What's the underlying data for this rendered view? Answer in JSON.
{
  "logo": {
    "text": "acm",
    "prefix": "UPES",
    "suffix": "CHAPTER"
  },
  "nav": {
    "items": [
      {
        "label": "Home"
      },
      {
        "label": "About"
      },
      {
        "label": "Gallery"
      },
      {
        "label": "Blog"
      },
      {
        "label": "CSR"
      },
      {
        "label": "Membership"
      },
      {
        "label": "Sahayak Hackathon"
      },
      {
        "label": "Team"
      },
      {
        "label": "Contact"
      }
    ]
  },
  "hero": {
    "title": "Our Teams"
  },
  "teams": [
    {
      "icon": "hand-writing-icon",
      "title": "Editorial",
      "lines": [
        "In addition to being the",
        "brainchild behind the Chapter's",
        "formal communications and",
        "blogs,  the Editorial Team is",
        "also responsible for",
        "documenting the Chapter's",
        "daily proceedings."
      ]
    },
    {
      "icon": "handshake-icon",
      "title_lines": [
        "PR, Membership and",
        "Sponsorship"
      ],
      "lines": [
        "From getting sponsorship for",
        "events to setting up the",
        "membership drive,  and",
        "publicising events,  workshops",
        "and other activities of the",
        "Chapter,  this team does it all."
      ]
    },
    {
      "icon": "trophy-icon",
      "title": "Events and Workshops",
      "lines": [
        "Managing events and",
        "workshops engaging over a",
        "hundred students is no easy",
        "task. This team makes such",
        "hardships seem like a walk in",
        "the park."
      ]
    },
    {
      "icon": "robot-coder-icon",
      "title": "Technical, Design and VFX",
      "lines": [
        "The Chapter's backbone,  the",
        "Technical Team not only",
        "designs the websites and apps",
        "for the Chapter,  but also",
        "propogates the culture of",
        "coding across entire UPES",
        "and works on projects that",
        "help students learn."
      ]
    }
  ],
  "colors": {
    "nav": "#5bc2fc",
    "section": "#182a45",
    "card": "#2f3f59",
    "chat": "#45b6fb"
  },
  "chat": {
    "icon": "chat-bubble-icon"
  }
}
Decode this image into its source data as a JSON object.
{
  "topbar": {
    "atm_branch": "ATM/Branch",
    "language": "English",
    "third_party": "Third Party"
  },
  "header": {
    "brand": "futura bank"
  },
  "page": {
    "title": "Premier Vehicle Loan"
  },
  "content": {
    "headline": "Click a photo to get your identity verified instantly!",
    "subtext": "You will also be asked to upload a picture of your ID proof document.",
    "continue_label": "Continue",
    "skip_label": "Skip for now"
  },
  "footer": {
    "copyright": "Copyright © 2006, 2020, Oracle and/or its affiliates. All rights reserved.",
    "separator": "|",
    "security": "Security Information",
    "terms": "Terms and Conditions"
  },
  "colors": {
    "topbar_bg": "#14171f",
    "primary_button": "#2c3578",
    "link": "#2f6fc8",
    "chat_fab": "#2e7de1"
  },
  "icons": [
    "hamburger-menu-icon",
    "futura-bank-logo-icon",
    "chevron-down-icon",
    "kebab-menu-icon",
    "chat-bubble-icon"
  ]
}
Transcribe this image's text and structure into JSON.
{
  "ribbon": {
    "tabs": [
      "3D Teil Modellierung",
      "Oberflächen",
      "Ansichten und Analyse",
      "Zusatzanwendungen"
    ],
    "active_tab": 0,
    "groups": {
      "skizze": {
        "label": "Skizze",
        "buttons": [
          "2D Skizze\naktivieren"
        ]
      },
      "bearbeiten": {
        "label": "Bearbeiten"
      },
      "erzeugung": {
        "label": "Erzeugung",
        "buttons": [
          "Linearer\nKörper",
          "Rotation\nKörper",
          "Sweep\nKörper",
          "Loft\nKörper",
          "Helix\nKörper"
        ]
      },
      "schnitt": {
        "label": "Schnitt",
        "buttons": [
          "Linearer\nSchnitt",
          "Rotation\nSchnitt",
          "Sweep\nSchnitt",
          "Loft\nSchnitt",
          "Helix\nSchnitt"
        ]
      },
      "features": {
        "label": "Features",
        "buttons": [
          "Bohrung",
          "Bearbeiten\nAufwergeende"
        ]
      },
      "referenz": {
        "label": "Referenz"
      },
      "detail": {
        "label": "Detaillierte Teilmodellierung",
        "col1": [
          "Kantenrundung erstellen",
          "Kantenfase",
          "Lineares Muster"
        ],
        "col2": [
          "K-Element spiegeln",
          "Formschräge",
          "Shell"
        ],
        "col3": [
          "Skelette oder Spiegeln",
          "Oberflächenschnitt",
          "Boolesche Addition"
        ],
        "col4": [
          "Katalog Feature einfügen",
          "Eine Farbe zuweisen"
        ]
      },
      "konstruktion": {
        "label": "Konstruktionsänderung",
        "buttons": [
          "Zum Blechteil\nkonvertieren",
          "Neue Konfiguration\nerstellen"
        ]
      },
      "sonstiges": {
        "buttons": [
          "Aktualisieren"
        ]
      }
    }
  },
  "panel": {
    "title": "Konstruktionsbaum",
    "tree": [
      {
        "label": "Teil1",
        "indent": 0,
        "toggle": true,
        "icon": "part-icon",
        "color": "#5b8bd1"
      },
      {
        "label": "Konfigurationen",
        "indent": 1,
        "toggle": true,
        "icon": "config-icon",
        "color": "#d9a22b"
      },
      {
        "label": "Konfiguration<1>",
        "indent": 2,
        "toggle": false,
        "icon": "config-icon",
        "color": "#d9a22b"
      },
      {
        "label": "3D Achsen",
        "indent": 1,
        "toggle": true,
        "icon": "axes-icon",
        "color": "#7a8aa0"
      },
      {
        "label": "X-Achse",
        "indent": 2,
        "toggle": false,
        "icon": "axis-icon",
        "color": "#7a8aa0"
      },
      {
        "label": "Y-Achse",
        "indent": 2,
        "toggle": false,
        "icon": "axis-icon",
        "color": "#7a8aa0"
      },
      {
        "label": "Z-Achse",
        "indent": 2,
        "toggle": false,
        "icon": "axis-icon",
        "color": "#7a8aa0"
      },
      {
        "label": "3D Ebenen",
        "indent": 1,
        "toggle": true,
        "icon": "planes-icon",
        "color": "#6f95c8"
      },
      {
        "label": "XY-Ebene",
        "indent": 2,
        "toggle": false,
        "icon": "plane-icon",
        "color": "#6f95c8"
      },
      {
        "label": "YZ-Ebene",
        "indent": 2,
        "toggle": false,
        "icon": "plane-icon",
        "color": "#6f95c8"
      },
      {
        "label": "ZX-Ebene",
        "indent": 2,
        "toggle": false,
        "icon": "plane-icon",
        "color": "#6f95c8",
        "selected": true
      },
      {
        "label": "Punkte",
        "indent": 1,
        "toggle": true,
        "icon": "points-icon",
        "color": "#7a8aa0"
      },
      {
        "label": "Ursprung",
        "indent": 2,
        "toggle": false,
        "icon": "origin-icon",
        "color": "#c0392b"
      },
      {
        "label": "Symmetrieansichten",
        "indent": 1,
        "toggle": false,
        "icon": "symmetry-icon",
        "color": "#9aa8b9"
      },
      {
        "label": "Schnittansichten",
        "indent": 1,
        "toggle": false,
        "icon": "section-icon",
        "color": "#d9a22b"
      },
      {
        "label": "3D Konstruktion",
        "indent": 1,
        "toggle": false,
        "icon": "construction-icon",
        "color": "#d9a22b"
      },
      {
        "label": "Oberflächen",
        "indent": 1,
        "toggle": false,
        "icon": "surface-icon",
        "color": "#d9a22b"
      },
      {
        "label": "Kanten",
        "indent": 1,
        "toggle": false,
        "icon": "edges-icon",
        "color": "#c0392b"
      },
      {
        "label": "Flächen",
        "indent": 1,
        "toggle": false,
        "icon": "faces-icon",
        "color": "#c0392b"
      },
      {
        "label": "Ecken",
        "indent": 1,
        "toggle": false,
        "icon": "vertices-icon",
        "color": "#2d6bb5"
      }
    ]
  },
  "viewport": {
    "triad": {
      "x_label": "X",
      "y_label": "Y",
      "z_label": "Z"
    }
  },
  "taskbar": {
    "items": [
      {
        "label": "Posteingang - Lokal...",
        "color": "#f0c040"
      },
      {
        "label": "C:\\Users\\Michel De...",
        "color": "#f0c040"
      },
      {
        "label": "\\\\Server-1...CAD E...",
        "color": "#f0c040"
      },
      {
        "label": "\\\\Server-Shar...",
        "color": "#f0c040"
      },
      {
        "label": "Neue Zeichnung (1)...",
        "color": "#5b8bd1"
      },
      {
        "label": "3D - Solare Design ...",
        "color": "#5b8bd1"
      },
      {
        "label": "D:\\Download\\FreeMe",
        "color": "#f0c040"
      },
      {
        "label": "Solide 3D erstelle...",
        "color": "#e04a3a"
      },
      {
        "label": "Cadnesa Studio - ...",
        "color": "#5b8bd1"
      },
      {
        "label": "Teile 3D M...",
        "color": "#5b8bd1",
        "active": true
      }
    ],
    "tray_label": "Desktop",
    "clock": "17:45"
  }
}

__________

## Job
Tally the lines of the material above that contain the word "Neue" and report the total alone.

## Final answer
2